>> START
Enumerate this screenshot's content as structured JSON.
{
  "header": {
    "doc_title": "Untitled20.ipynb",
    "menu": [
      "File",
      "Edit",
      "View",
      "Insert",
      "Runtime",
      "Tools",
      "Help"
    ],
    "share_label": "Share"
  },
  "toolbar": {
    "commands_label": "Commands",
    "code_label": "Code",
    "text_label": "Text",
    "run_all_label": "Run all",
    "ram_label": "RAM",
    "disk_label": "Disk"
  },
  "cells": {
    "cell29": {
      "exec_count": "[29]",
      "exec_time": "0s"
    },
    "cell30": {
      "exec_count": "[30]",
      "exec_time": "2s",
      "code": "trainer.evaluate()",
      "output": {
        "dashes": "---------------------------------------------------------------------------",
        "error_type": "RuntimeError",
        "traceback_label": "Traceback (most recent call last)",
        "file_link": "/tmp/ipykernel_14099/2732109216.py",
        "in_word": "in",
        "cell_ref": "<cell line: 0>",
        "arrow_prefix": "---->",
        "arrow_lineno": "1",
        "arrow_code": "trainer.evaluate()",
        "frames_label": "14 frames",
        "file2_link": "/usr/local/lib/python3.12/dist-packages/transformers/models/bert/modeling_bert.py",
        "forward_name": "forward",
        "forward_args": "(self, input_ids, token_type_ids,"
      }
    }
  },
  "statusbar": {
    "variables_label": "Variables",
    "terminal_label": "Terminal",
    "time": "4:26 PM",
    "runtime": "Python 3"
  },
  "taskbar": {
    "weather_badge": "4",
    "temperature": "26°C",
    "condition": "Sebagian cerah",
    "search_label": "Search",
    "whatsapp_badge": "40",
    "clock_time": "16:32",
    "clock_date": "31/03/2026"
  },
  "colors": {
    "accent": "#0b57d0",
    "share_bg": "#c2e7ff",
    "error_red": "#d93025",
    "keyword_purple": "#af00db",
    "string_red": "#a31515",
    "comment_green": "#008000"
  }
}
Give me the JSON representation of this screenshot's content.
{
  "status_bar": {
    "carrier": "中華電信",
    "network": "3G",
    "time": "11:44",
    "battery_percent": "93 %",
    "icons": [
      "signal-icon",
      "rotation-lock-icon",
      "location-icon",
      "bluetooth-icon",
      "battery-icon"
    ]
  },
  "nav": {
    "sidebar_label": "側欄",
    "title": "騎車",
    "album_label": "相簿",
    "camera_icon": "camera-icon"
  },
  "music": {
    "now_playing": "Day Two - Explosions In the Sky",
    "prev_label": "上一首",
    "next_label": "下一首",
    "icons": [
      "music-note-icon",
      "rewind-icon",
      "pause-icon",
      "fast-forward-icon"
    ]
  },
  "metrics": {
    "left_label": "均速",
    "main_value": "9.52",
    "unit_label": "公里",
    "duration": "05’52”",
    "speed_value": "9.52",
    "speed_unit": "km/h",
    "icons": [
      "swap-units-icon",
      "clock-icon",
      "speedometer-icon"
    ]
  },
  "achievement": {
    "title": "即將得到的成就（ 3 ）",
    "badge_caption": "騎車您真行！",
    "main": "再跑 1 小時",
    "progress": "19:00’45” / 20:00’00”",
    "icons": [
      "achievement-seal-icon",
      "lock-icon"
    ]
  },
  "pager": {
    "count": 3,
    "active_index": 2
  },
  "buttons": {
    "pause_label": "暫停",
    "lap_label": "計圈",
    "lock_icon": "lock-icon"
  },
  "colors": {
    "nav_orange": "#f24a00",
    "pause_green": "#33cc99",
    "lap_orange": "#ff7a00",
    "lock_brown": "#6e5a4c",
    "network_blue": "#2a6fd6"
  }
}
>> END
REQUIREMENTS ->
Restate the whole listing exactly, leaving out nothing.

SOLUTION TO THE PROBLEM ->
Enumerate this screenshot's content as structured JSON.
{
  "header": {
    "doc_title": "Untitled20.ipynb",
    "menu": [
      "File",
      "Edit",
      "View",
      "Insert",
      "Runtime",
      "Tools",
      "Help"
    ],
    "share_label": "Share"
  },
  "toolbar": {
    "commands_label": "Commands",
    "code_label": "Code",
    "text_label": "Text",
    "run_all_label": "Run all",
    "ram_label": "RAM",
    "disk_label": "Disk"
  },
  "cells": {
    "cell29": {
      "exec_count": "[29]",
      "exec_time": "0s"
    },
    "cell30": {
      "exec_count": "[30]",
      "exec_time": "2s",
      "code": "trainer.evaluate()",
      "output": {
        "dashes": "---------------------------------------------------------------------------",
        "error_type": "RuntimeError",
        "traceback_label": "Traceback (most recent call last)",
        "file_link": "/tmp/ipykernel_14099/2732109216.py",
        "in_word": "in",
        "cell_ref": "<cell line: 0>",
        "arrow_prefix": "---->",
        "arrow_lineno": "1",
        "arrow_code": "trainer.evaluate()",
        "frames_label": "14 frames",
        "file2_link": "/usr/local/lib/python3.12/dist-packages/transformers/models/bert/modeling_bert.py",
        "forward_name": "forward",
        "forward_args": "(self, input_ids, token_type_ids,"
      }
    }
  },
  "statusbar": {
    "variables_label": "Variables",
    "terminal_label": "Terminal",
    "time": "4:26 PM",
    "runtime": "Python 3"
  },
  "taskbar": {
    "weather_badge": "4",
    "temperature": "26°C",
    "condition": "Sebagian cerah",
    "search_label": "Search",
    "whatsapp_badge": "40",
    "clock_time": "16:32",
    "clock_date": "31/03/2026"
  },
  "colors": {
    "accent": "#0b57d0",
    "share_bg": "#c2e7ff",
    "error_red": "#d93025",
    "keyword_purple": "#af00db",
    "string_red": "#a31515",
    "comment_green": "#008000"
  }
}
Give me the JSON representation of this screenshot's content.
{
  "status_bar": {
    "carrier": "中華電信",
    "network": "3G",
    "time": "11:44",
    "battery_percent": "93 %",
    "icons": [
      "signal-icon",
      "rotation-lock-icon",
      "location-icon",
      "bluetooth-icon",
      "battery-icon"
    ]
  },
  "nav": {
    "sidebar_label": "側欄",
    "title": "騎車",
    "album_label": "相簿",
    "camera_icon": "camera-icon"
  },
  "music": {
    "now_playing": "Day Two - Explosions In the Sky",
    "prev_label": "上一首",
    "next_label": "下一首",
    "icons": [
      "music-note-icon",
      "rewind-icon",
      "pause-icon",
      "fast-forward-icon"
    ]
  },
  "metrics": {
    "left_label": "均速",
    "main_value": "9.52",
    "unit_label": "公里",
    "duration": "05’52”",
    "speed_value": "9.52",
    "speed_unit": "km/h",
    "icons": [
      "swap-units-icon",
      "clock-icon",
      "speedometer-icon"
    ]
  },
  "achievement": {
    "title": "即將得到的成就（ 3 ）",
    "badge_caption": "騎車您真行！",
    "main": "再跑 1 小時",
    "progress": "19:00’45” / 20:00’00”",
    "icons": [
      "achievement-seal-icon",
      "lock-icon"
    ]
  },
  "pager": {
    "count": 3,
    "active_index": 2
  },
  "buttons": {
    "pause_label": "暫停",
    "lap_label": "計圈",
    "lock_icon": "lock-icon"
  },
  "colors": {
    "nav_orange": "#f24a00",
    "pause_green": "#33cc99",
    "lap_orange": "#ff7a00",
    "lock_brown": "#6e5a4c",
    "network_blue": "#2a6fd6"
  }
}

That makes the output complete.